→ **Text shown**:
|---|
Why is Data So Important Today?
In its informational sense, data refers to the act of recording an attribute of an entity, object, or phenomenon. In other words, it is the recording or imprinting of characters or symbols that hold meaning on some document or physical medium.
There is an intriguing statistic that states that each person creates 1.7 MB of data every second. This statistic is daunting, yet very real. Data has always existed. For instance, when letters were invented, in addition to the text of its composition, other data was added about the sender's name, the recipient, and the location to which the letter would be sent. Thus, data has been a reality in everyone's lives for a very long time.
However, nowadays, due to advancements in computing, it has become more viable and easier to record and store data. With a simple Excel spreadsheet, you can create a database of anything. Technology has provided greater scalability for all of this. Therefore, if data was already very present in our daily lives, now it truly is. It's worth noting that with this storage possibility, the capacity for processing and analysis also began. This final ingredient has made the data sector even more relevant, as there is no point in merely storing data for the sake of storing it. Processing and analyzing data reveals the great secret of data: knowledge.
The DIKW Pyramid
Here, it is worth introducing the DIKW Pyramid (also known as the Knowledge Pyramid). The Knowledge Pyramid is structured into four parts: data, information, knowledge, and finally, wisdom.
To make it easier to understand, let's take an example. Initially, we record a number, for example, 12012000. This is just data. In the end, just having this is not enough, as we don't know where to go because we don't understand what is behind this value. Data is a collection of facts in a raw or unorganized form, such as numbers or characters. Now, imagine that we assign this number to an individual's date of birth, with a format in day, month, and year (01/12/2000). Now, we have information. Information adds context and meaning to data. Information is simply an understanding of the relationships between parts of data, or between parts of data and other information.
|---|
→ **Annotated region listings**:
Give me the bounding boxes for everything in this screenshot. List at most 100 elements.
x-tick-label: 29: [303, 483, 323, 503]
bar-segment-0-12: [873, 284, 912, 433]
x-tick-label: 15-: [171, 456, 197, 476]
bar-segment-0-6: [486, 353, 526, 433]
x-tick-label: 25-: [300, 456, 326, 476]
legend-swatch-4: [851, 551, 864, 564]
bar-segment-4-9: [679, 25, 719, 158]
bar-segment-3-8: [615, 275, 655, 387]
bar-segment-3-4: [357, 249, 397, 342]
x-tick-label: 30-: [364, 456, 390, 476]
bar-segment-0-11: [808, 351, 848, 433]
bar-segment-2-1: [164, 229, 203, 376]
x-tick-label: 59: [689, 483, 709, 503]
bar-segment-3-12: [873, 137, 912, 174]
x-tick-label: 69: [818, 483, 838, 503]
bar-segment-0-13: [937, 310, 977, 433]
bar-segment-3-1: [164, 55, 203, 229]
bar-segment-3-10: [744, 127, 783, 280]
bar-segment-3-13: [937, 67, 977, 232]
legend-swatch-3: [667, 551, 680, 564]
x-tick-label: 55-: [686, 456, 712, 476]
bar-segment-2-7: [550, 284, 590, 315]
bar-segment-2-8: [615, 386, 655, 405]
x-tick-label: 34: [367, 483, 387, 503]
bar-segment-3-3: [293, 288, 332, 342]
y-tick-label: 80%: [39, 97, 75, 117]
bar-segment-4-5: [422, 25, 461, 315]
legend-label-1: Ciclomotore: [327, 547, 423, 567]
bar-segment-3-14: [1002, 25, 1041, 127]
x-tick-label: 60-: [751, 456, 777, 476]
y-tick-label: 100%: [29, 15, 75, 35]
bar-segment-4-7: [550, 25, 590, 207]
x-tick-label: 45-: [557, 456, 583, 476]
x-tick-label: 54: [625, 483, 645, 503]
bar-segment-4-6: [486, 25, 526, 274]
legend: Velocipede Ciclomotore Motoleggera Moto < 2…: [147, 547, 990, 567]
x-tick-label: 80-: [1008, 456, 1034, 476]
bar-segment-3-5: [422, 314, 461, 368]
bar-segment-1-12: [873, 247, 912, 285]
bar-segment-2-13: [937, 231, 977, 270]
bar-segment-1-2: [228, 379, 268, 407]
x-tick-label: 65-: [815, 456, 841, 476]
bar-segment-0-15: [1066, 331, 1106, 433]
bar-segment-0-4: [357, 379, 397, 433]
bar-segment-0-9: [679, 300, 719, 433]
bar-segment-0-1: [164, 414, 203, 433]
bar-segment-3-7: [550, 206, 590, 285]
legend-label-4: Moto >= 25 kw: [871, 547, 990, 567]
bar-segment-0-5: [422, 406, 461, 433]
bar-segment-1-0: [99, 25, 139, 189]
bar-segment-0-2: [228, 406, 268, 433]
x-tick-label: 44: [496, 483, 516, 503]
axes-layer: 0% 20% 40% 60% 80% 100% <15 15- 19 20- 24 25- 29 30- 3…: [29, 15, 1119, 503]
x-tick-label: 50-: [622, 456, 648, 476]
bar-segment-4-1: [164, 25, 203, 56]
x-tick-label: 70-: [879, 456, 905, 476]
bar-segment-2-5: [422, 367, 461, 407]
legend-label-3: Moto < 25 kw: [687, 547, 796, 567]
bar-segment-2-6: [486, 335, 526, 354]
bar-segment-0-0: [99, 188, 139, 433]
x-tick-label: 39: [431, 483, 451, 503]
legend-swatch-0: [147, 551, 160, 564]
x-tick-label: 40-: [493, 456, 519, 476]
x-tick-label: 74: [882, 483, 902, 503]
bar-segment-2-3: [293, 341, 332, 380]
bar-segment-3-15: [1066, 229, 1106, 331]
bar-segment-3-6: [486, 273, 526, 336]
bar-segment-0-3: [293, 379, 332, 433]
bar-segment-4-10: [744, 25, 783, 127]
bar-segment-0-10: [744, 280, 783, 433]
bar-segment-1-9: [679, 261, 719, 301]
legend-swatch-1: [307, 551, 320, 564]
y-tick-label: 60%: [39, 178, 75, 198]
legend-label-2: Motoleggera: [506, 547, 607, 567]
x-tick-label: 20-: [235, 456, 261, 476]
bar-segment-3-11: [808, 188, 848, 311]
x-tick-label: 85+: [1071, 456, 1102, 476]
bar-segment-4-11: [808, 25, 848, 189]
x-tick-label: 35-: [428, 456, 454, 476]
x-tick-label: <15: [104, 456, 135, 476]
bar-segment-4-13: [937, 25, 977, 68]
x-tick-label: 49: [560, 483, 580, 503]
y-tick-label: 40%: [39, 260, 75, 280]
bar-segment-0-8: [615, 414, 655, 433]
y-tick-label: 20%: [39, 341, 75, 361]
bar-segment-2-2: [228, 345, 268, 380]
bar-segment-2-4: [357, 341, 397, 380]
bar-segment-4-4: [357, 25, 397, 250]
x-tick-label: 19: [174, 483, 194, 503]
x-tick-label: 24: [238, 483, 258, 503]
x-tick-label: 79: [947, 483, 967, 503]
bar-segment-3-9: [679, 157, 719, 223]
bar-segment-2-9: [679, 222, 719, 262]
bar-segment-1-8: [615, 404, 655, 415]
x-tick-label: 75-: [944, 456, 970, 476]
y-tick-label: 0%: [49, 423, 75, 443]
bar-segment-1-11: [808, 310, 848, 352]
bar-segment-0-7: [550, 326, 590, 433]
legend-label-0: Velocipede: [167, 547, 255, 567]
|---|
→ **To do**: Copy out the stretch of the data article from "Why is Data" through "or physical medium.", word for word.

→ **Answer in full**:
Why is Data So Important Today?
In its informational sense, data refers to the act of recording an attribute of an entity, object, or phenomenon. In other words, it is the recording or imprinting of characters or symbols that hold meaning on some document or physical medium.